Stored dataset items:
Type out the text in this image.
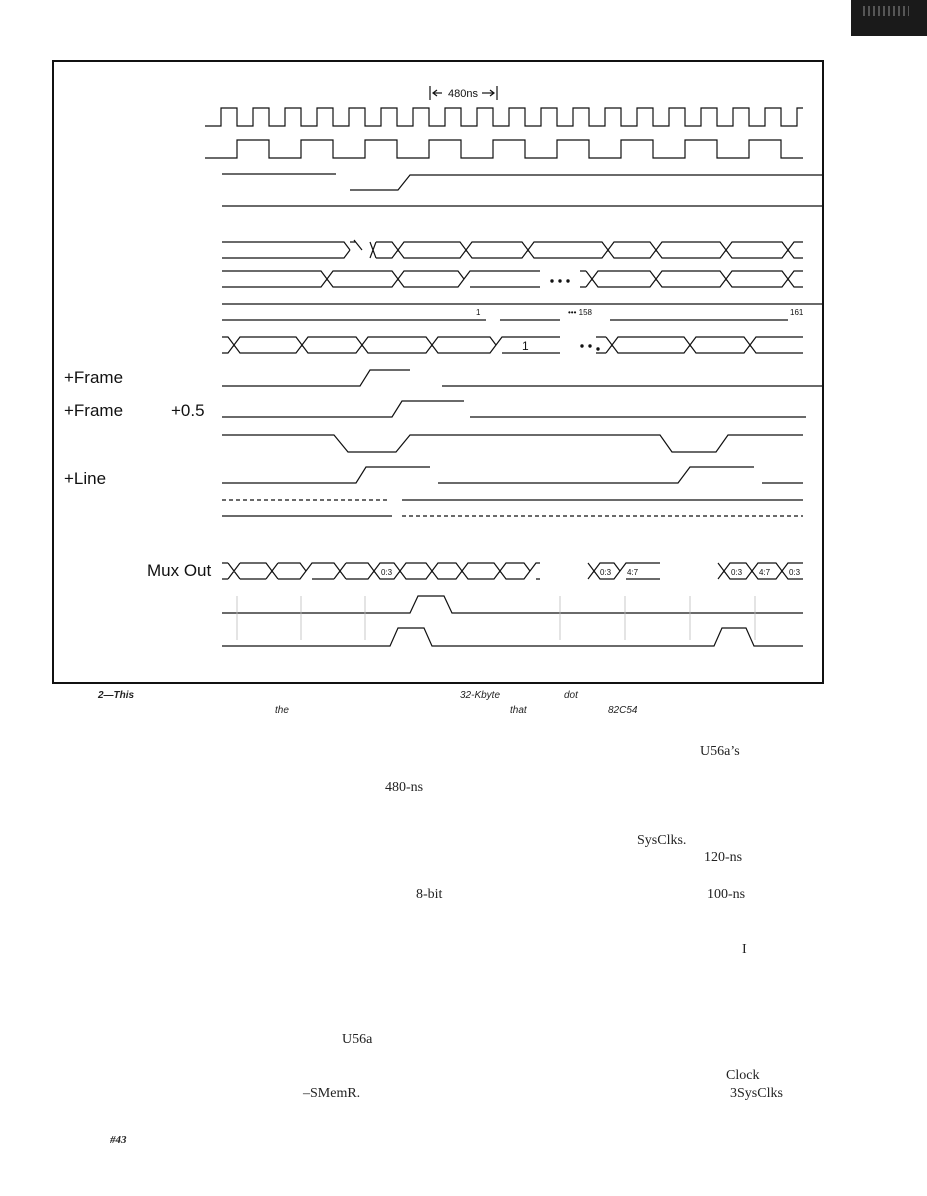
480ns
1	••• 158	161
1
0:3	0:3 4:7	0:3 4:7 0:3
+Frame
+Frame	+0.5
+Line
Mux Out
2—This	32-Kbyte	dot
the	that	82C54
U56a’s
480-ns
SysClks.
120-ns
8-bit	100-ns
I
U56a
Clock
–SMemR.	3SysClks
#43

--

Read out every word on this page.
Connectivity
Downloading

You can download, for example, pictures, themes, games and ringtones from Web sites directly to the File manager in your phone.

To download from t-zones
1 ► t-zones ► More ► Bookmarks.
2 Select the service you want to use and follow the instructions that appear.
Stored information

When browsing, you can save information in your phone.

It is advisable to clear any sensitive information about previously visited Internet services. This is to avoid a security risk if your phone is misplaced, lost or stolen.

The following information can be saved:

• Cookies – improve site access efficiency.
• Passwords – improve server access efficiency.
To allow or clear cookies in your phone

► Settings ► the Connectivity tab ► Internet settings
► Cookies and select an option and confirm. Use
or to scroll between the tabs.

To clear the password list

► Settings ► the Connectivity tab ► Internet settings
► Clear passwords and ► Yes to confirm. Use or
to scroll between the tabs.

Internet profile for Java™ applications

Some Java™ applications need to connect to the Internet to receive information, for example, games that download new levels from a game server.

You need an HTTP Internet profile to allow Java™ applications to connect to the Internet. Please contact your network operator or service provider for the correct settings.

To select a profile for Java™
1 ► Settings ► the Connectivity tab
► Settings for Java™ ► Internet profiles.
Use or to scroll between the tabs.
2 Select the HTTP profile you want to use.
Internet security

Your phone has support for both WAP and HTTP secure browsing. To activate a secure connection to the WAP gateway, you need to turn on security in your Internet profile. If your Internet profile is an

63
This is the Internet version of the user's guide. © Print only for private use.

DIRECTIONS.
Determine the number of lines in the data that contain "improve" as a word or string, and state only that number.

REPLY.
2